- _Aim of the task_: Track down the lines that contain "viabilità" and copy them.

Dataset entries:
┌──

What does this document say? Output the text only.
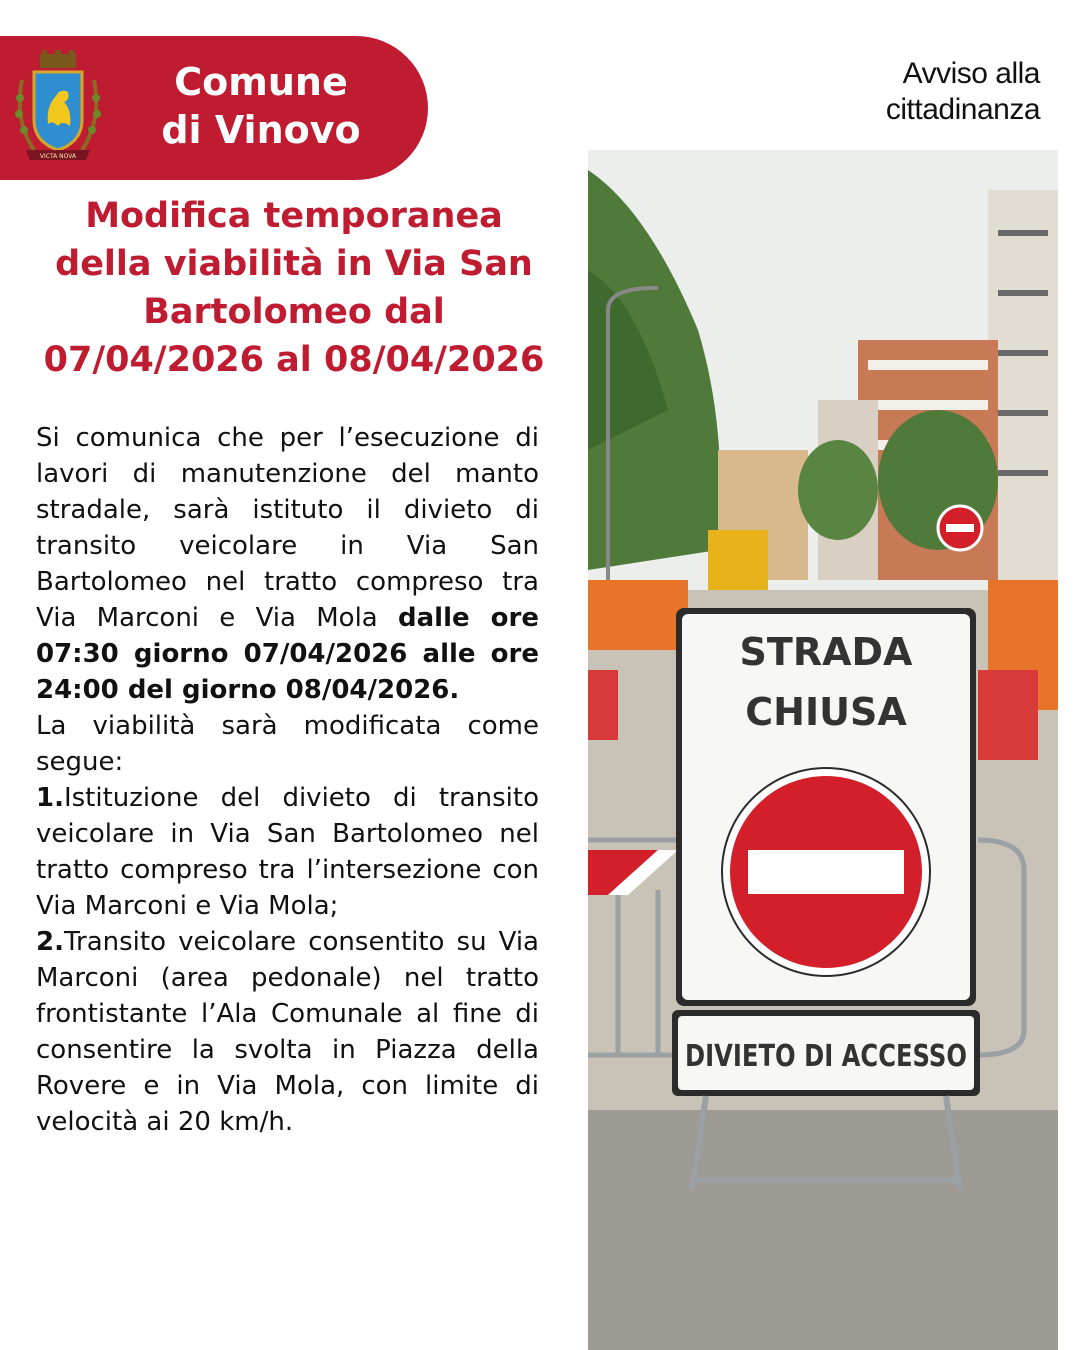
VICTA NOVA
Comune
di Vinovo
Avviso alla
cittadinanza
Modifica temporanea
della viabilità in Via San
Bartolomeo dal
07/04/2026 al 08/04/2026

Si comunica che per l’esecuzione di lavori di manutenzione del manto stradale, sarà istituto il divieto di transito veicolare in Via San Bartolomeo nel tratto compreso tra Via Marconi e Via Mola dalle ore 07:30 giorno 07/04/2026 alle ore 24:00 del giorno 08/04/2026.

La viabilità sarà modificata come segue:

1.Istituzione del divieto di transito veicolare in Via San Bartolomeo nel tratto compreso tra l’intersezione con Via Marconi e Via Mola;

2.Transito veicolare consentito su Via Marconi (area pedonale) nel tratto frontistante l’Ala Comunale al fine di consentire la svolta in Piazza della Rovere e in Via Mola, con limite di velocità ai 20 km/h.

STRADA
CHIUSA
DIVIETO DI ACCESSO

└──

- _Result for this exercise_:
della viabilità in Via San
La viabilità sarà modificata come segue:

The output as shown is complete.